▶ **課題の内容**:
この会見記録によると、石破幹事長と沖縄県選出の自民党議員5名は会合で何について一致したか。
┌─ 文書
平成25年11月25日(月)10:11~10:33
於:党本部平河クラブ会見場

冒頭発言

石破茂幹事長

先程9時から、私と沖縄県選出自民党の5名の衆参両院議員の皆さん方との会合を開かせていただいた。結果、普天間基地の危険性を一日も早く除去するために、辺野古移設を含むあらゆる可能性を排除しないということで一致をいたしました。私どもとして、これを受けて、普天間基地の危険性の一日も早い除去のために、沖縄の国会議員とさらに連携を密にしながら、このことの実現のために全力を尽くしてまいります。

質疑応答

Q
朝日新聞の三輪です。辺野古移設含むあらゆる可能性を排除しないということで一致したということですが、具体的にどういうことか、詳しくお聞かせください。これは、辺野古移設に関して、5人の方が容認したと理解してよろしいのですか。
A
辺野古移設を含むあらゆる可能性を排除しない、ということです。わが党として、普天間基地の一日も早い危険性を除去するために、日米合意の着実な実施のために、まず行政手続きとしての沖縄県知事の承認を求めるということですので、そのようなご理解で結構です。
Q
朝日新聞の山岸です。今日の議論の経緯を詳しく伺いたいのですが、とりわけ国場議員と比嘉議員は、昨日までの段階では、県外という主張を変えていませんでした。どういった形で、両議員から説明があって、幹事長から説得されたのかお聞かせください。
A
これは先週末に、党本部の方針は変わらないという旨を申しました。それぞれの議員たちは、それぞれの選挙区で有権者の方々の信任を得て、議席を得ています。党本部方針は変わらないことを申し上げた上で、党本部方針はこうであるということを、それぞれの方々にお伝えするように、ということを、先週申して、今朝の段階に至っております。
└─
┌─ 表示エントリ
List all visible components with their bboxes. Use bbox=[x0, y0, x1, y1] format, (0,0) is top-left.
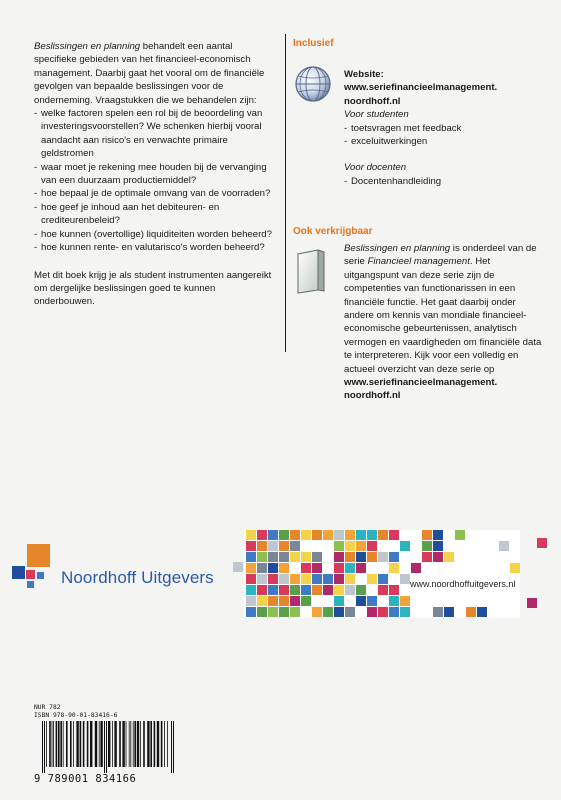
mosaic-tile bbox=[433, 541, 443, 551]
mosaic-tile bbox=[367, 541, 377, 551]
mosaic-tile bbox=[279, 552, 289, 562]
mosaic-tile bbox=[367, 596, 377, 606]
mosaic-tile bbox=[301, 574, 311, 584]
mosaic-tile bbox=[246, 563, 256, 573]
list-item: - hoe kunnen (overtollige) liquiditeiten worden beheerd? bbox=[34, 228, 274, 241]
mosaic-tile bbox=[389, 552, 399, 562]
mosaic-tile bbox=[444, 552, 454, 562]
teachers-list bbox=[344, 175, 544, 188]
list-item: - waar moet je rekening mee houden bij de vervanging van een duurzaam productiemiddel? bbox=[34, 161, 274, 188]
mosaic-tile bbox=[356, 541, 366, 551]
mosaic-tile bbox=[268, 607, 278, 617]
mosaic-tile bbox=[345, 607, 355, 617]
mosaic-tile bbox=[279, 607, 289, 617]
mosaic-tile bbox=[312, 607, 322, 617]
mosaic-tile bbox=[233, 562, 243, 572]
mosaic-tile bbox=[378, 530, 388, 540]
ook-verkrijgbaar-heading: Ook verkrijgbaar bbox=[293, 226, 373, 237]
mosaic-tile bbox=[378, 574, 388, 584]
mosaic-tile bbox=[268, 563, 278, 573]
list-item: - exceluitwerkingen bbox=[344, 135, 544, 148]
mosaic-tile bbox=[367, 607, 377, 617]
mosaic-tile bbox=[334, 563, 344, 573]
list-item: - hoe geef je inhoud aan het debiteuren- en crediteurenbeleid? bbox=[34, 201, 274, 228]
mosaic-tile bbox=[400, 596, 410, 606]
mosaic-tile bbox=[334, 530, 344, 540]
mosaic-tile bbox=[400, 607, 410, 617]
closing-paragraph: Met dit boek krijg je als student instrumenten aangereikt om dergelijke beslissingen goed te kunnen onderbouwen. bbox=[34, 269, 272, 308]
mosaic-tile bbox=[257, 596, 267, 606]
mosaic-tile bbox=[378, 607, 388, 617]
mosaic-tile bbox=[411, 563, 421, 573]
intro-paragraph: Beslissingen en planning behandelt een aantal specifieke gebieden van het financieel-economisch management. Daarbij gaat het vooral om de financiële gevolgen van bepaalde beslissingen voor de onderneming. Vraagstukken die we behandelen zijn: bbox=[34, 41, 265, 106]
mosaic-tile bbox=[246, 541, 256, 551]
mosaic-tile bbox=[257, 541, 267, 551]
mosaic-tile bbox=[301, 530, 311, 540]
book-icon bbox=[296, 248, 326, 294]
mosaic-tile bbox=[356, 530, 366, 540]
mosaic-tile bbox=[290, 530, 300, 540]
website-label: Website: bbox=[344, 69, 384, 80]
mosaic-tile bbox=[345, 530, 355, 540]
mosaic-tile bbox=[433, 552, 443, 562]
mosaic-tile bbox=[499, 541, 509, 551]
publisher-name: Noordhoff Uitgevers bbox=[61, 568, 214, 587]
list-item: - toetsvragen met feedback bbox=[344, 122, 544, 135]
barcode-digits: 9 789001 834166 bbox=[34, 773, 137, 785]
list-item: - welke factoren spelen een rol bij de beoordeling van investeringsvoorstellen? We schenken hierbij vooral aandacht aan risico's en verwachte primaire geldstromen bbox=[34, 107, 274, 161]
mosaic-tile bbox=[334, 596, 344, 606]
mosaic-tile bbox=[367, 530, 377, 540]
mosaic-tile bbox=[301, 552, 311, 562]
mosaic-tile bbox=[268, 585, 278, 595]
mosaic-tile bbox=[246, 596, 256, 606]
ook-verkrijgbaar-content bbox=[344, 242, 544, 403]
teachers-label: Voor docenten bbox=[344, 162, 407, 174]
mosaic-tile bbox=[433, 607, 443, 617]
globe-icon bbox=[293, 64, 333, 104]
mosaic-tile bbox=[290, 552, 300, 562]
mosaic-tile bbox=[268, 574, 278, 584]
mosaic-tile bbox=[290, 585, 300, 595]
series-paragraph: Beslissingen en planning is onderdeel van de serie Financieel management. Het uitgangspunt van deze serie zijn de competenties van functionarissen in een financiële functie. Het gaat daarbij onder andere om kennis van mondiale financieel-economische gebeurtenissen, analytisch vermogen en vaardigheden om financiële data te interpreteren. Kijk voor een volledig en actueel overzicht van deze serie op bbox=[344, 243, 542, 375]
mosaic-tile bbox=[246, 552, 256, 562]
mosaic-tile bbox=[323, 607, 333, 617]
mosaic-tile bbox=[279, 530, 289, 540]
mosaic-tile bbox=[290, 596, 300, 606]
mosaic-tile bbox=[527, 598, 537, 608]
mosaic-tile bbox=[422, 530, 432, 540]
mosaic-tile bbox=[367, 574, 377, 584]
mosaic-tile bbox=[257, 574, 267, 584]
mosaic-tile bbox=[345, 541, 355, 551]
list-item: - hoe kunnen rente- en valutarisco's worden beheerd? bbox=[34, 241, 274, 254]
mosaic-tile bbox=[466, 607, 476, 617]
mosaic-tile bbox=[378, 585, 388, 595]
mosaic-tile bbox=[279, 574, 289, 584]
mosaic-tile bbox=[257, 552, 267, 562]
website-url[interactable]: www.seriefinancieelmanagement. noordhoff.nl bbox=[344, 82, 498, 107]
mosaic-tile bbox=[268, 552, 278, 562]
mosaic-tile bbox=[356, 563, 366, 573]
mosaic-tile bbox=[334, 585, 344, 595]
mosaic-tile bbox=[323, 530, 333, 540]
mosaic-pattern bbox=[233, 530, 547, 618]
mosaic-tile bbox=[279, 585, 289, 595]
mosaic-tile bbox=[268, 596, 278, 606]
mosaic-tile bbox=[312, 552, 322, 562]
mosaic-tile bbox=[290, 607, 300, 617]
mosaic-tile bbox=[356, 596, 366, 606]
mosaic-tile bbox=[301, 563, 311, 573]
mosaic-tile bbox=[334, 552, 344, 562]
mosaic-tile bbox=[301, 596, 311, 606]
noordhoff-logo-icon bbox=[12, 544, 50, 588]
mosaic-tile bbox=[537, 538, 547, 548]
mosaic-tile bbox=[389, 585, 399, 595]
mosaic-tile bbox=[279, 563, 289, 573]
mosaic-tile bbox=[257, 607, 267, 617]
mosaic-tile bbox=[334, 541, 344, 551]
mosaic-tile bbox=[378, 552, 388, 562]
mosaic-tile bbox=[279, 596, 289, 606]
mosaic-tile bbox=[345, 585, 355, 595]
mosaic-tile bbox=[312, 574, 322, 584]
mosaic-tile bbox=[477, 607, 487, 617]
mosaic-tile bbox=[510, 563, 520, 573]
students-list bbox=[344, 122, 544, 149]
mosaic-tile bbox=[257, 530, 267, 540]
mosaic-tile bbox=[444, 607, 454, 617]
mosaic-tile bbox=[367, 552, 377, 562]
mosaic-tile bbox=[312, 585, 322, 595]
mosaic-tile bbox=[246, 607, 256, 617]
column-divider bbox=[285, 34, 286, 352]
isbn-number: ISBN 978-90-01-83416-6 bbox=[34, 711, 118, 719]
list-item: - hoe bepaal je de optimale omvang van de voorraden? bbox=[34, 187, 274, 200]
series-url[interactable]: www.seriefinancieelmanagement. noordhoff.nl bbox=[344, 377, 498, 402]
mosaic-tile bbox=[345, 563, 355, 573]
mosaic-tile bbox=[422, 541, 432, 551]
mosaic-tile bbox=[400, 574, 410, 584]
mosaic-tile bbox=[268, 530, 278, 540]
mosaic-tile bbox=[334, 574, 344, 584]
mosaic-tile bbox=[290, 541, 300, 551]
nur-code: NUR 782 bbox=[34, 704, 61, 711]
mosaic-tile bbox=[246, 574, 256, 584]
mosaic-tile bbox=[345, 552, 355, 562]
mosaic-tile bbox=[312, 563, 322, 573]
description-column bbox=[34, 40, 274, 309]
mosaic-tile bbox=[246, 530, 256, 540]
mosaic-tile bbox=[389, 563, 399, 573]
barcode bbox=[34, 721, 178, 773]
mosaic-tile bbox=[389, 596, 399, 606]
topic-list bbox=[34, 107, 274, 254]
mosaic-tile bbox=[356, 585, 366, 595]
mosaic-tile bbox=[323, 585, 333, 595]
list-item: - Docentenhandleiding bbox=[344, 175, 544, 188]
publisher-url[interactable]: www.noordhoffuitgevers.nl bbox=[410, 579, 516, 589]
isbn-block bbox=[34, 704, 117, 719]
mosaic-tile bbox=[268, 541, 278, 551]
mosaic-tile bbox=[389, 530, 399, 540]
mosaic-tile bbox=[246, 585, 256, 595]
mosaic-tile bbox=[389, 607, 399, 617]
mosaic-tile bbox=[334, 607, 344, 617]
mosaic-tile bbox=[257, 563, 267, 573]
mosaic-tile bbox=[422, 552, 432, 562]
mosaic-tile bbox=[455, 530, 465, 540]
mosaic-tile bbox=[323, 574, 333, 584]
mosaic-tile bbox=[279, 541, 289, 551]
mosaic-tile bbox=[290, 574, 300, 584]
mosaic-tile bbox=[301, 585, 311, 595]
mosaic-tile bbox=[356, 552, 366, 562]
mosaic-tile bbox=[345, 574, 355, 584]
mosaic-tile bbox=[312, 530, 322, 540]
inclusief-heading: Inclusief bbox=[293, 38, 334, 49]
inclusief-content bbox=[344, 68, 544, 188]
mosaic-tile bbox=[257, 585, 267, 595]
students-label: Voor studenten bbox=[344, 109, 409, 121]
mosaic-tile bbox=[433, 530, 443, 540]
mosaic-tile bbox=[400, 541, 410, 551]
└─
▶ **解答**:
普天間基地の危険性を一日も早く除去するため、辺野古移設を含むあらゆる可能性を排除しないことで一致した。